▶ _Excerpted passage_:
%%
Microwaves are incredibly useful kitchen appliances. Almost every single apartment has one and, when you are in need, they can be a lifesaver. Where the issues arise, though, is how grubby they can get. A bowl of soup tipping over, a microwave meal exploding. In just an instant, it can look like a bomb has gone off in your microwave.
Most of the time, a brief wipe-around with a damp cloth will suffice for cleaning, but somestimes, disasters have happened and a full deep clean is in need. There are a wide variety of chemical cleaning products on the market, vowing to get into every nook and cranny of your microwave. Some of them live up to their expectations, others… not really.
You’ll need a bunch of trial and error as to which ones get the grub off. So, to help you save time and money, and help save the planet, here are 4 completely natural and proven cleaning methods for your microwave.
How to clean your Microwave : Method 1 – Salt and Lemon
Ingredients needed :
- TABLE SALT
- HALF A LEMON
Before starting this method, do remember to remove the microwave plate.
To get food residue and stains off the bottom of your microwave, sprinkle table salt on it. Then, squeeze lemon juice on top of it and, using the lemon as a sponge, scrub the salt into the residue. As a natural abrasive, the salt will remove the residue which can then be wiped off with a damp cloth.
How to clean your Microwave Method 2 – Vinegar and Water
Ingredients needed :
- COLD WATER
- MICROWAVEABLE CONTAINER.
Mix equal parts water and vinegar in a microwaveable container. Microwave the mixture for at least five minutes on a high heat, or until steam forms. Keep the microwave door closed for at least ten minutes after the microwave cycle has finished allowing the steam to work into the grime.
Remove the container and the microwave plate. Wipe down the inside with a damp cloth and return the plate. Ensure that the microwave is completely dry before using it again.
How to clean your Microwave Method 3 – Lemons and Water
Ingredients needed :
- TWO LEMONS
- COLD WATER
- MICROWAVEABLE PLATE.
Put two tablespoons of cold water onto the plate and put it in the microwave. Cut the lemons in half and squeeze a large amount of the juice onto the plate. Put the lemon halves on the plate with the water/lemon juice mixture, ensuring the insides of the lemon halves are facing upwards. Heat on a high heat for at least five minutes, or until a large amount of steam has formed.
Leave the door closed for at least ten minutes before removing the plate. Remove the microwave plate and wipe down the inside with a damp cloth. Return the microwave plate and you’re good to go!
How to clean your Microwave Method 4 – Baking Soda and Water
- BAKING SODA
- MICROWAVEABLE BOWL.
Make a paste out of baking soda and water, and cover any food encrusted in your microwave with it. Let it dry. This will usually take around 5 minutes.
Mix equal parts water and vinegar in your bowl, and microwave it until steam starts to form. Keep the microwave door shut for at least 15 minutes, then open and remove the bowl and detachable parts. Wipe everything down until none of the baking soda mixture is left.
%%
▶ _Job 1_: Duplicate the passage of the microwave-cleaning article from "Put two tablespoons" up to and including "- MICROWAVEABLE BOWL.".

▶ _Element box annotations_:
%%
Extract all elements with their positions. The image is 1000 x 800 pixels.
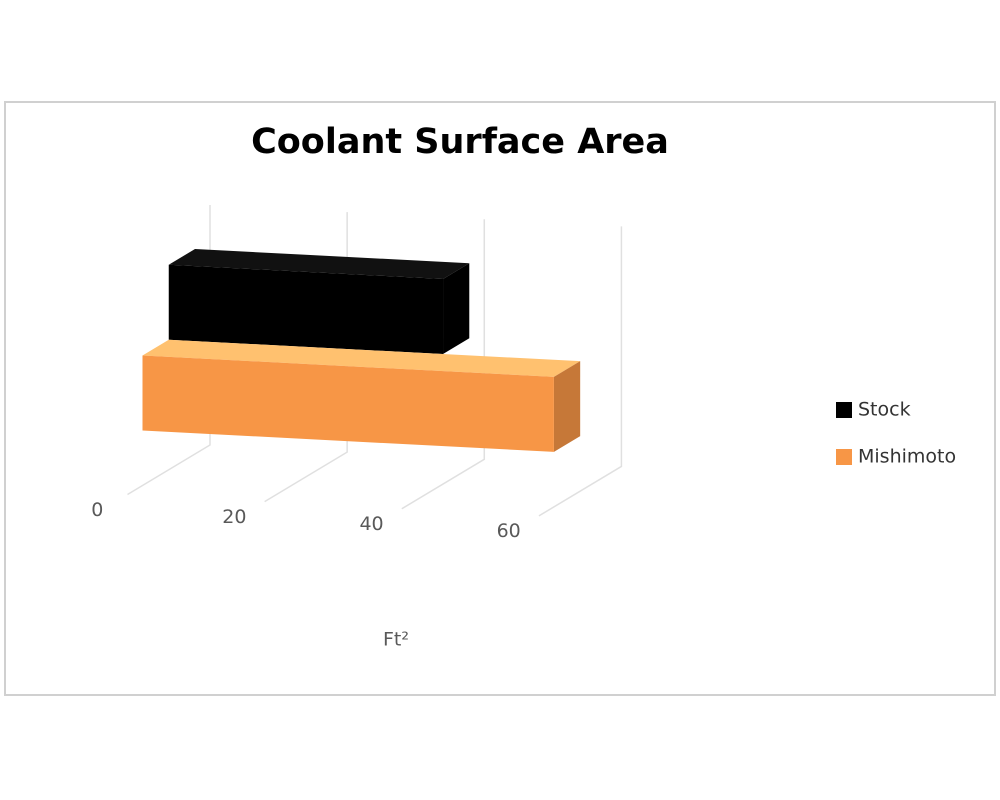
x-axis-title: Ft² (383, 629, 409, 651)
bars (142, 249, 581, 452)
bar-side (553, 361, 581, 452)
bar (168, 249, 470, 355)
legend-swatch (836, 402, 852, 418)
bar-front (168, 264, 444, 355)
legend-label: Stock (858, 399, 911, 421)
grid-line (401, 219, 486, 510)
bar (142, 339, 581, 452)
bar-top (168, 249, 470, 280)
legend-label: Mishimoto (858, 446, 956, 468)
x-tick-label: 60 (497, 520, 521, 542)
grid-line (538, 226, 623, 517)
legend: Stock Mishimoto (836, 399, 956, 468)
bar-side (443, 263, 470, 355)
legend-swatch (836, 449, 852, 465)
chart-title: Coolant Surface Area (251, 122, 669, 162)
x-tick-label: 20 (222, 506, 246, 528)
x-tick-label: 40 (359, 513, 383, 535)
bar-top (142, 339, 581, 377)
bar-front (142, 355, 554, 452)
x-tick-label: 0 (91, 499, 103, 521)
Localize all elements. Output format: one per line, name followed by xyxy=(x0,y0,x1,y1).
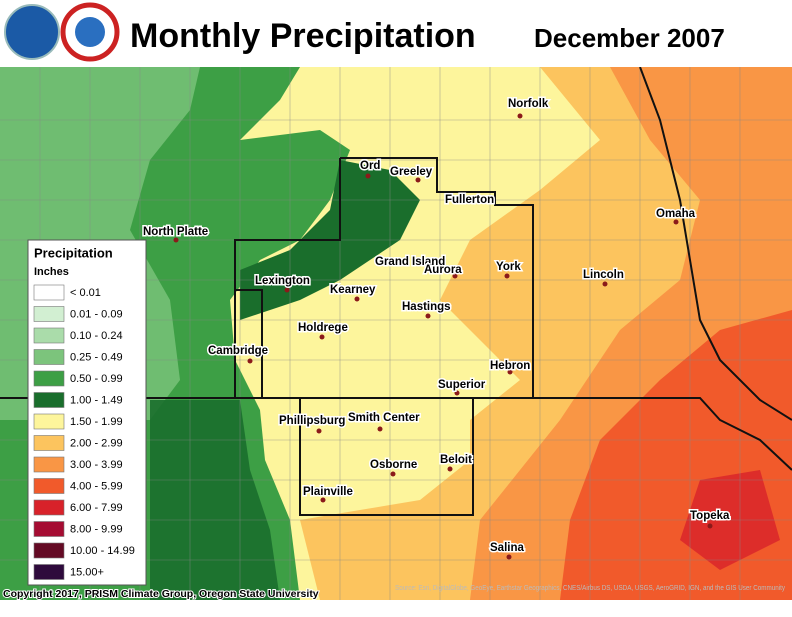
legend-units: Inches xyxy=(34,266,69,278)
city-dot xyxy=(365,173,371,179)
legend-swatch xyxy=(33,478,65,494)
legend-swatch xyxy=(33,521,65,537)
legend-label: 0.50 - 0.99 xyxy=(70,373,123,385)
city-label: Lexington xyxy=(255,275,310,287)
legend-label: 2.00 - 2.99 xyxy=(70,437,123,449)
legend-swatch xyxy=(33,499,65,516)
city-label: Hebron xyxy=(490,360,530,372)
city-label: Plainville xyxy=(303,486,353,498)
city-label: Ord xyxy=(360,160,380,172)
legend: Precipitation Inches < 0.01 0.01 - 0.09 0.… xyxy=(27,239,147,586)
city-dot xyxy=(507,369,513,375)
city-label: Hastings xyxy=(402,301,451,313)
legend-label: 0.10 - 0.24 xyxy=(70,330,123,342)
city-label: Salina xyxy=(490,542,524,554)
source: Source: Esri, DigitalGlobe, GeoEye, Eart… xyxy=(395,585,785,592)
city-label: York xyxy=(496,261,521,273)
city-label: Omaha xyxy=(656,208,696,220)
city-label: North Platte xyxy=(143,226,208,238)
city-label: Beloit xyxy=(440,454,472,466)
legend-label: 3.00 - 3.99 xyxy=(70,459,123,471)
legend-title: Precipitation xyxy=(34,245,113,260)
legend-label: < 0.01 xyxy=(70,287,101,299)
precip-region xyxy=(150,400,280,600)
city-label: Lincoln xyxy=(583,269,624,281)
region-border xyxy=(235,289,263,398)
city-label: Kearney xyxy=(330,284,376,296)
city-dot xyxy=(247,358,253,364)
city-dot xyxy=(316,428,322,434)
city-label: Phillipsburg xyxy=(279,415,345,427)
legend-label: 10.00 - 14.99 xyxy=(70,545,135,557)
city-dot xyxy=(454,390,460,396)
state-border xyxy=(639,66,792,421)
legend-swatch xyxy=(33,392,65,408)
city-dot xyxy=(377,426,383,432)
nws-logo-inner xyxy=(75,17,105,47)
city-dot xyxy=(425,265,431,271)
city-dot xyxy=(354,296,360,302)
legend-label: 6.00 - 7.99 xyxy=(70,502,123,514)
state-border xyxy=(0,397,792,471)
legend-swatch xyxy=(33,370,65,387)
city-dot xyxy=(390,471,396,477)
city-label: Fullerton xyxy=(445,194,494,206)
legend-swatch xyxy=(33,349,65,365)
city-dot xyxy=(602,281,608,287)
city-label: Norfolk xyxy=(508,98,549,110)
legend-label: 0.25 - 0.49 xyxy=(70,351,123,363)
legend-label: 1.00 - 1.49 xyxy=(70,394,123,406)
legend-label: 15.00+ xyxy=(70,566,104,578)
city-dot xyxy=(173,237,179,243)
legend-swatch xyxy=(33,284,65,301)
city-label: Osborne xyxy=(370,459,417,471)
legend-swatch xyxy=(33,435,65,451)
city-label: Aurora xyxy=(424,264,462,276)
region-border xyxy=(234,157,534,516)
city-label: Grand Island xyxy=(375,256,445,268)
city-dot xyxy=(517,113,523,119)
map-base xyxy=(0,66,792,600)
title: Monthly Precipitation xyxy=(130,17,476,55)
legend-label: 8.00 - 9.99 xyxy=(70,523,123,535)
noaa-logo xyxy=(4,4,60,60)
city-dot xyxy=(425,313,431,319)
legend-swatch xyxy=(33,564,65,580)
city-dot xyxy=(504,273,510,279)
legend-swatch xyxy=(33,542,65,559)
legend-swatch xyxy=(33,456,65,473)
city-label: Holdrege xyxy=(298,322,348,334)
city-label: Smith Center xyxy=(348,412,420,424)
city-label: Cambridge xyxy=(208,345,268,357)
city-dot xyxy=(319,334,325,340)
city-dot xyxy=(673,219,679,225)
city-label: Superior xyxy=(438,379,486,391)
header-bar xyxy=(0,0,792,67)
date: December 2007 xyxy=(534,23,725,53)
city-dot xyxy=(447,466,453,472)
copyright: Copyright 2017, PRISM Climate Group, Ore… xyxy=(3,588,319,600)
city-dot xyxy=(320,497,326,503)
legend-items: < 0.01 0.01 - 0.09 0.10 - 0.24 0.25 - 0.49 0… xyxy=(33,284,135,580)
city-dot xyxy=(415,177,421,183)
city-dot xyxy=(459,199,465,205)
cities: North Platte Ord Greeley Fullerton Norfolk Gr… xyxy=(142,97,732,560)
city-dot xyxy=(506,554,512,560)
legend-swatch xyxy=(33,413,65,430)
city-dot xyxy=(707,523,713,529)
legend-label: 4.00 - 5.99 xyxy=(70,480,123,492)
legend-label: 0.01 - 0.09 xyxy=(70,308,123,320)
city-label: Topeka xyxy=(690,510,730,522)
legend-swatch xyxy=(33,327,65,344)
legend-label: 1.50 - 1.99 xyxy=(70,416,123,428)
city-dot xyxy=(452,273,458,279)
city-label: Greeley xyxy=(390,166,433,178)
city-dot xyxy=(284,287,290,293)
legend-swatch xyxy=(33,306,65,322)
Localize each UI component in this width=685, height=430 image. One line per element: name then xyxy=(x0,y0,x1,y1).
%%
▶ _Job 2_: Express the records from their start up to and including the line with "Localize all elements." as a JSON list of strings, one string per line, with blank lines omitted and the pictures left out.

▶ _Result 1_:
Put two tablespoons of cold water onto the plate and put it in the microwave. Cut the lemons in half and squeeze a large amount of the juice onto the plate. Put the lemon halves on the plate with the water/lemon juice mixture, ensuring the insides of the lemon halves are facing upwards. Heat on a high heat for at least five minutes, or until a large amount of steam has formed.
Leave the door closed for at least ten minutes before removing the plate. Remove the microwave plate and wipe down the inside with a damp cloth. Return the microwave plate and you’re good to go!
How to clean your Microwave Method 4 – Baking Soda and Water
- BAKING SODA
- MICROWAVEABLE BOWL.

▶ _Result 2_:
[
  "Extract all elements with their positions. The image is 1000 x 800 pixels.",
  "x-axis-title: Ft² (383, 629, 409, 651)",
  "bars (142, 249, 581, 452)",
  "bar-side (553, 361, 581, 452)",
  "bar (168, 249, 470, 355)",
  "legend-swatch (836, 402, 852, 418)",
  "bar-front (168, 264, 444, 355)",
  "legend-label: Stock (858, 399, 911, 421)",
  "grid-line (401, 219, 486, 510)",
  "bar (142, 339, 581, 452)",
  "bar-top (168, 249, 470, 280)",
  "legend-label: Mishimoto (858, 446, 956, 468)",
  "x-tick-label: 60 (497, 520, 521, 542)",
  "grid-line (538, 226, 623, 517)",
  "legend: Stock Mishimoto (836, 399, 956, 468)",
  "bar-side (443, 263, 470, 355)",
  "legend-swatch (836, 449, 852, 465)",
  "chart-title: Coolant Surface Area (251, 122, 669, 162)",
  "x-tick-label: 20 (222, 506, 246, 528)",
  "x-tick-label: 40 (359, 513, 383, 535)",
  "bar-top (142, 339, 581, 377)",
  "bar-front (142, 355, 554, 452)",
  "x-tick-label: 0 (91, 499, 103, 521)",
  "Localize all elements. Output format: one per line, name followed by xyxy=(x0,y0,x1,y1)."
]